What you will do: From the entries below, copy every line that holds the word "actions".
-- begin --
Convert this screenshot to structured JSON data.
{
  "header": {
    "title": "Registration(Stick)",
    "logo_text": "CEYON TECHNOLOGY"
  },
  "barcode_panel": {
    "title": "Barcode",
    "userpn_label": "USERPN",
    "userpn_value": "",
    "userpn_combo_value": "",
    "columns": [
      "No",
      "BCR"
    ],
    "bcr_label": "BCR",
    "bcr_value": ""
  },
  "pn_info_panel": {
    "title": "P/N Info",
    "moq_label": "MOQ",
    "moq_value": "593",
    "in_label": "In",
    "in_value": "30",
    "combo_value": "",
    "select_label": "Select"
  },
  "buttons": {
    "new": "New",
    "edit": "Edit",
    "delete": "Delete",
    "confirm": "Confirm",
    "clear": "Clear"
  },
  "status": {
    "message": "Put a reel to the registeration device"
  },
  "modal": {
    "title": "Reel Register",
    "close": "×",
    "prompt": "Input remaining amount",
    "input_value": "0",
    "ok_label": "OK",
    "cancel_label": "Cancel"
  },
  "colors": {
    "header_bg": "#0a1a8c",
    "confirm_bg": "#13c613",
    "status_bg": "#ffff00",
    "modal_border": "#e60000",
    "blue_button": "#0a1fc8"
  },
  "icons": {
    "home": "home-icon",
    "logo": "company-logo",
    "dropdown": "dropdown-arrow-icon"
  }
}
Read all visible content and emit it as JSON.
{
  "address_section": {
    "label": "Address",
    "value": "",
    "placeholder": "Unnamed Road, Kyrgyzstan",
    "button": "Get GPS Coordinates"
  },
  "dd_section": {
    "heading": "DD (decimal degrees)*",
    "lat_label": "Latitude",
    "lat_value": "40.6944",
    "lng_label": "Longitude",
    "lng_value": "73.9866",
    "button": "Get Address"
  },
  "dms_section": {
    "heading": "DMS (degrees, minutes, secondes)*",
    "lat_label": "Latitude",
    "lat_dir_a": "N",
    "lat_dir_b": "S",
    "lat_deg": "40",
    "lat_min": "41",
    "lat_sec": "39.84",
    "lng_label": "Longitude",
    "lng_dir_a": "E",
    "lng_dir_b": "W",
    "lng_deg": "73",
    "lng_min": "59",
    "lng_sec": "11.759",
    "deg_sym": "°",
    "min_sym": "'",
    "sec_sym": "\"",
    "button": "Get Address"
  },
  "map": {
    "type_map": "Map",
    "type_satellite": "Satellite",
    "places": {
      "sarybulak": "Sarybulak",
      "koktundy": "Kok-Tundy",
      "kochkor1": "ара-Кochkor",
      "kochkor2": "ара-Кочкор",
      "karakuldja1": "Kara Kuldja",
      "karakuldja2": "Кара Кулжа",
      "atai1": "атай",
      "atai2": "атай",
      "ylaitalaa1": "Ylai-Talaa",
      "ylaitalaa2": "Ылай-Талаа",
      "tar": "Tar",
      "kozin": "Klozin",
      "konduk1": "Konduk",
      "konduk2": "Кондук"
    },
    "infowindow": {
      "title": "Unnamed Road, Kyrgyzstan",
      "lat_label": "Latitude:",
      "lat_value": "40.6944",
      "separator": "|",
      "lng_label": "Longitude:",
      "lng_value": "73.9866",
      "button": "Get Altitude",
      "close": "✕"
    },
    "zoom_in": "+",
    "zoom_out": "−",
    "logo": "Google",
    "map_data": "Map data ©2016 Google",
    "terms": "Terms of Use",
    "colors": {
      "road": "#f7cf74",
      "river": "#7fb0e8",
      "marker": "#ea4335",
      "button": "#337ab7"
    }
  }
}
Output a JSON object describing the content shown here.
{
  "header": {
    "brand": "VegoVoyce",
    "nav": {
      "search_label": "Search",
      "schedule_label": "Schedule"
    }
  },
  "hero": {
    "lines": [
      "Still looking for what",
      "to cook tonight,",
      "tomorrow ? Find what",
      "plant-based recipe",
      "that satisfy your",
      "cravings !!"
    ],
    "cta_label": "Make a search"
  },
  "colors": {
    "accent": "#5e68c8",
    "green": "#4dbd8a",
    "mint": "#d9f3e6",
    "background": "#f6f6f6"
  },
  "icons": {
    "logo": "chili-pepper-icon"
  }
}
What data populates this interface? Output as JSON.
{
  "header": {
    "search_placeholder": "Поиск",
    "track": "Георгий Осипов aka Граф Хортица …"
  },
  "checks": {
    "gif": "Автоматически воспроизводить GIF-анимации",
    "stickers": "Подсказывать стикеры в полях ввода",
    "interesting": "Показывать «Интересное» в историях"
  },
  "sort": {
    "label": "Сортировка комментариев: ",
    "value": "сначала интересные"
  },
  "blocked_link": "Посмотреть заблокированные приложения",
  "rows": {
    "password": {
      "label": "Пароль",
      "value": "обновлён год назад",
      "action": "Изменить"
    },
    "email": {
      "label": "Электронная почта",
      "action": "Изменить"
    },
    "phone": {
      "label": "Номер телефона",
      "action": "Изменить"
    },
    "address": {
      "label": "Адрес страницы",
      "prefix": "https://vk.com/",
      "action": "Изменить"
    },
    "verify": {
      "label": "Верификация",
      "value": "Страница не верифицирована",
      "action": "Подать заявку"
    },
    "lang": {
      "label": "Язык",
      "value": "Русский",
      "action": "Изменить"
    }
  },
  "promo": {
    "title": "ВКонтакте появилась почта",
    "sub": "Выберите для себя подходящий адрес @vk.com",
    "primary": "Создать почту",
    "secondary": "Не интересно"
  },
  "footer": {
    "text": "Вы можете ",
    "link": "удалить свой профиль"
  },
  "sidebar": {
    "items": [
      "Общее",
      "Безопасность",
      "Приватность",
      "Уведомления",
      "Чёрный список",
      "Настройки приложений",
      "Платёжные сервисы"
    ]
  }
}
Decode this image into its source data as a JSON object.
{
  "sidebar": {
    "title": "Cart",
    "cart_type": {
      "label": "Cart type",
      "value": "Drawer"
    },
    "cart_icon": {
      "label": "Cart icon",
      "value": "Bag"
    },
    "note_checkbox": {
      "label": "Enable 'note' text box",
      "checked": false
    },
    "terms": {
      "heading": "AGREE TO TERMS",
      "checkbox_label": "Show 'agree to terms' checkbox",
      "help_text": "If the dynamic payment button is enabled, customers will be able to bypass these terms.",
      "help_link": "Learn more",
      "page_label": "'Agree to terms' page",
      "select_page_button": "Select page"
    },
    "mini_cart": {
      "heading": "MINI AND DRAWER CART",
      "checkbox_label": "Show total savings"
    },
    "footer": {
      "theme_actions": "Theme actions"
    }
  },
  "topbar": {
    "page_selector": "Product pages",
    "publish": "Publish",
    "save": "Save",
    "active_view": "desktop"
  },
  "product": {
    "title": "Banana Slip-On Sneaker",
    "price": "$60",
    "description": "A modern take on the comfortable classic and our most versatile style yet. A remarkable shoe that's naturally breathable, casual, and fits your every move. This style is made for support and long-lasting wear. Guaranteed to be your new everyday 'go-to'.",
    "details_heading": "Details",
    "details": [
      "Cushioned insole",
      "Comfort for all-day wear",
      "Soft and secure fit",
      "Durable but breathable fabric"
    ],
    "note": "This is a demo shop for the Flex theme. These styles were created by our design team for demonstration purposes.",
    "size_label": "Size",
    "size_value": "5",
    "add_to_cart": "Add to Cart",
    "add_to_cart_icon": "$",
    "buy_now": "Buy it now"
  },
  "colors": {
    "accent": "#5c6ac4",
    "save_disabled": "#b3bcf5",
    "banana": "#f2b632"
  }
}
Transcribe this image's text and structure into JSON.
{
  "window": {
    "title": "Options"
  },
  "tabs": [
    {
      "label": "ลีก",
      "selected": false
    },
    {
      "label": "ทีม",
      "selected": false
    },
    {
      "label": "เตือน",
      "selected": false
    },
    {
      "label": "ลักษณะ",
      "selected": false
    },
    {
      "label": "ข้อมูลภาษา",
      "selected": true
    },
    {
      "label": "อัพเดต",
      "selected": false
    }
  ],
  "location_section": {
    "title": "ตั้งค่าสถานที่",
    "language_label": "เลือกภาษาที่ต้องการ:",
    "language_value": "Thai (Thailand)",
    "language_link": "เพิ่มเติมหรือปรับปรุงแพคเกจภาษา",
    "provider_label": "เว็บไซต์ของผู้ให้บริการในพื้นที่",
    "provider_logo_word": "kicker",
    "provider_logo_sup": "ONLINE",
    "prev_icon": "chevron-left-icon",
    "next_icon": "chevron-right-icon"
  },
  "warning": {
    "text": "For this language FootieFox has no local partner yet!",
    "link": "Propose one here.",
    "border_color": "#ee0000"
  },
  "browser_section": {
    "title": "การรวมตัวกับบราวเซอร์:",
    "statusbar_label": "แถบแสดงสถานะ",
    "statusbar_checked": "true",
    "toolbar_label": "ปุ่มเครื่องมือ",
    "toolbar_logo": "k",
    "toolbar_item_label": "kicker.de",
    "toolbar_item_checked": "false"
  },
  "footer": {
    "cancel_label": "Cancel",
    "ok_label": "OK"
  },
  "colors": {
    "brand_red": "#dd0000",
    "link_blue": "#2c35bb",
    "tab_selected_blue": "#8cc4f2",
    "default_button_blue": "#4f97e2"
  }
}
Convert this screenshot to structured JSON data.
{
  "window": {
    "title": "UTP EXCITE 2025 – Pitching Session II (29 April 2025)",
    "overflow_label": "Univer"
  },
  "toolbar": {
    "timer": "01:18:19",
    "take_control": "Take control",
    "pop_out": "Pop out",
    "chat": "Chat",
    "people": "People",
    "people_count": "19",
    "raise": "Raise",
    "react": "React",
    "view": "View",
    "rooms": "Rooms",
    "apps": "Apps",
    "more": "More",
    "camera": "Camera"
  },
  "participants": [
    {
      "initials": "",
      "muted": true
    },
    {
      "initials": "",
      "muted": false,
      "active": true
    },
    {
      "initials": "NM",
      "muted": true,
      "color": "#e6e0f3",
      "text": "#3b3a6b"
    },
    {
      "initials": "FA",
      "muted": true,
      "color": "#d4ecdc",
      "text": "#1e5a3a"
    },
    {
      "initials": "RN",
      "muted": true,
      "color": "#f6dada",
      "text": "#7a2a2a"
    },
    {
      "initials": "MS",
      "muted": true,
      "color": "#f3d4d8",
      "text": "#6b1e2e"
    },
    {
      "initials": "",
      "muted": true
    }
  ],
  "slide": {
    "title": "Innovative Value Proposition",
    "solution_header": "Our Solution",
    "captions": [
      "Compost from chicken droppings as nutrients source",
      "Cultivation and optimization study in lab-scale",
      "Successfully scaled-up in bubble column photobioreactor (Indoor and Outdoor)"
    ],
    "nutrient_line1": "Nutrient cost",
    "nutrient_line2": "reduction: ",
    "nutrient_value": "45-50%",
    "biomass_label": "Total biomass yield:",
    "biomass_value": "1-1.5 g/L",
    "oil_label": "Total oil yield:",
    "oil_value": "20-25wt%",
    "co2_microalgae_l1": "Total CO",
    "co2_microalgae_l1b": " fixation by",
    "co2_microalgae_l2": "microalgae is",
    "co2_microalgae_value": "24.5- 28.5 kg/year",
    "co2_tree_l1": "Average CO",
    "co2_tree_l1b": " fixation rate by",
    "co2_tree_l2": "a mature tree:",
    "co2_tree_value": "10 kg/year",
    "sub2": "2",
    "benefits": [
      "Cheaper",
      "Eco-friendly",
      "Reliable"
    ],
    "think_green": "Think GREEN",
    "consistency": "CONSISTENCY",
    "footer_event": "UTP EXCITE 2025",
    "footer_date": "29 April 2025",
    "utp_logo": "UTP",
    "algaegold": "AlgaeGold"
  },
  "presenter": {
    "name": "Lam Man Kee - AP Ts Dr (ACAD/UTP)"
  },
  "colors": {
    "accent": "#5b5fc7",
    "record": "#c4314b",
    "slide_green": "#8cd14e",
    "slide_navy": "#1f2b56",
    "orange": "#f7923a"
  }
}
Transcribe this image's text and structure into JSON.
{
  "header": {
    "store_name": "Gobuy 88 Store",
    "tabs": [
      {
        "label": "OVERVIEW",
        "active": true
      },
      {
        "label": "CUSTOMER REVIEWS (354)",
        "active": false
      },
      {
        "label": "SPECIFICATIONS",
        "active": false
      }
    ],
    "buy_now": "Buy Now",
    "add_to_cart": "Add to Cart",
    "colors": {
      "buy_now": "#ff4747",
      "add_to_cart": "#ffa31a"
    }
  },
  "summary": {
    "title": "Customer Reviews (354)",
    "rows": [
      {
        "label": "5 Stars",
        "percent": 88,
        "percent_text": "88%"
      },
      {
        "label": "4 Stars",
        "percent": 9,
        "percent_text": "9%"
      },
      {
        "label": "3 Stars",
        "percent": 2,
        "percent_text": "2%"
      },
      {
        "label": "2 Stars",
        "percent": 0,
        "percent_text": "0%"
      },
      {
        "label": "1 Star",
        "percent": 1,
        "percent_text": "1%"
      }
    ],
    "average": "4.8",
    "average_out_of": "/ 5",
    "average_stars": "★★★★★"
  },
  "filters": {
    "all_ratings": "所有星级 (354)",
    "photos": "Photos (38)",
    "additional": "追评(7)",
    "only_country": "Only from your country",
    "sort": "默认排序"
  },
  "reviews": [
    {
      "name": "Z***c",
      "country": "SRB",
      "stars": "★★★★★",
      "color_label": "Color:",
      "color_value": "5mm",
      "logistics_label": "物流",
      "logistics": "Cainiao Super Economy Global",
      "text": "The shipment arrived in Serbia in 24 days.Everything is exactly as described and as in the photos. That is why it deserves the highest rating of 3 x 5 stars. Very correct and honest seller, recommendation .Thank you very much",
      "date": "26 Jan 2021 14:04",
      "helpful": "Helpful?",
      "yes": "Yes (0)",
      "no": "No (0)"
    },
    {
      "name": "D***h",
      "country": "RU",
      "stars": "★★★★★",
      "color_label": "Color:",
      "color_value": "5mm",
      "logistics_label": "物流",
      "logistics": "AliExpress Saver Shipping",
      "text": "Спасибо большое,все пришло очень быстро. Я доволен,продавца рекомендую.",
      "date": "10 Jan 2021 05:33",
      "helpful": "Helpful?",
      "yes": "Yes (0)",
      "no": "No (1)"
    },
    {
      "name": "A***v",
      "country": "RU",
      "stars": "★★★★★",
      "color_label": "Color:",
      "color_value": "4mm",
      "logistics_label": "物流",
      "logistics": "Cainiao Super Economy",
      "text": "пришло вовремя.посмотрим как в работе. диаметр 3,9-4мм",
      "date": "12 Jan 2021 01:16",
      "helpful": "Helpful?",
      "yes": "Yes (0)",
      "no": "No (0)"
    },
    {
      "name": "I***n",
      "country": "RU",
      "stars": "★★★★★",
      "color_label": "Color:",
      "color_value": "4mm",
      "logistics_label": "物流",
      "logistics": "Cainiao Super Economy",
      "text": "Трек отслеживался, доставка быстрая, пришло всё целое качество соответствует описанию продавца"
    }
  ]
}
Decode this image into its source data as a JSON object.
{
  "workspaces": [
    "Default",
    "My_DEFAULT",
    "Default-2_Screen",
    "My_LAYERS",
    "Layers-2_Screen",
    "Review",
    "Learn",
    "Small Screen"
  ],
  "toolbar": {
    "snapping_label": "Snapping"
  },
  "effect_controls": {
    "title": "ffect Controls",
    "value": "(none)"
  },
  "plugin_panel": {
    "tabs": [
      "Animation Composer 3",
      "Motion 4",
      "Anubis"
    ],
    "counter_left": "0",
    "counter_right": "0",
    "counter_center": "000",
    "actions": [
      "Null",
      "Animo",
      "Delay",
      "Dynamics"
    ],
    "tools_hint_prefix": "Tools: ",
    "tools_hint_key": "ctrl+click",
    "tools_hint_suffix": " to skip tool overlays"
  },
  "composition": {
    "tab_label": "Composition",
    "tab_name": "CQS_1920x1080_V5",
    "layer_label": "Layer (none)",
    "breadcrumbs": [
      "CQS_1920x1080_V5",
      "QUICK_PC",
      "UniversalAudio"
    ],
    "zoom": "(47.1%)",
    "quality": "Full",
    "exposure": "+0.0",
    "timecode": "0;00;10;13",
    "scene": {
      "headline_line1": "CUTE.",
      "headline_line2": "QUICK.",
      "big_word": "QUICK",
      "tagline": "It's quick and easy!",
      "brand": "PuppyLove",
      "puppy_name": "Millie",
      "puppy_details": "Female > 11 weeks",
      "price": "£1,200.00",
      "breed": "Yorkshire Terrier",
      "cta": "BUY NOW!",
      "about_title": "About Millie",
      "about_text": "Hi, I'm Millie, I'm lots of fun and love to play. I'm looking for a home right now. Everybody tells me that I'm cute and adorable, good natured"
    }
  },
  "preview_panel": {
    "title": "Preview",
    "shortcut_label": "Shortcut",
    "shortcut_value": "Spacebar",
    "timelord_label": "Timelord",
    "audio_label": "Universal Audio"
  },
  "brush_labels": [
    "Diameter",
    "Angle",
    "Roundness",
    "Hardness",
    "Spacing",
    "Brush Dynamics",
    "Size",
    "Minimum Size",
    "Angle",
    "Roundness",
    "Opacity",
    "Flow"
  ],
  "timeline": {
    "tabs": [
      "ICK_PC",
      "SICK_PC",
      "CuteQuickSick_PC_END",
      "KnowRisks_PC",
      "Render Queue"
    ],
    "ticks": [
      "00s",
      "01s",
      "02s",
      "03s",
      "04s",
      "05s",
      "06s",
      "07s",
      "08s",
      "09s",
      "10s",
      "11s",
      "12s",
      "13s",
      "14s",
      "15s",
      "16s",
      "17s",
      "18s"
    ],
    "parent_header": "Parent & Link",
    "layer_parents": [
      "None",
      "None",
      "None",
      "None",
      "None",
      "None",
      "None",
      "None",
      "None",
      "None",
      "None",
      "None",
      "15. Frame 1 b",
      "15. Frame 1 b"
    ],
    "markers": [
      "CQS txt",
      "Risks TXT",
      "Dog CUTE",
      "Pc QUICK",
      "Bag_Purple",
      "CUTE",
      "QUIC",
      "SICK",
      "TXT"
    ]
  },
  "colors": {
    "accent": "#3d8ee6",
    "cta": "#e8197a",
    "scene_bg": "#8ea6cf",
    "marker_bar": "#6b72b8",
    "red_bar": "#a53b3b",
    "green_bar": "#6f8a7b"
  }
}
-- end --
Answer below:
      "theme_actions": "Theme actions"
    "actions": [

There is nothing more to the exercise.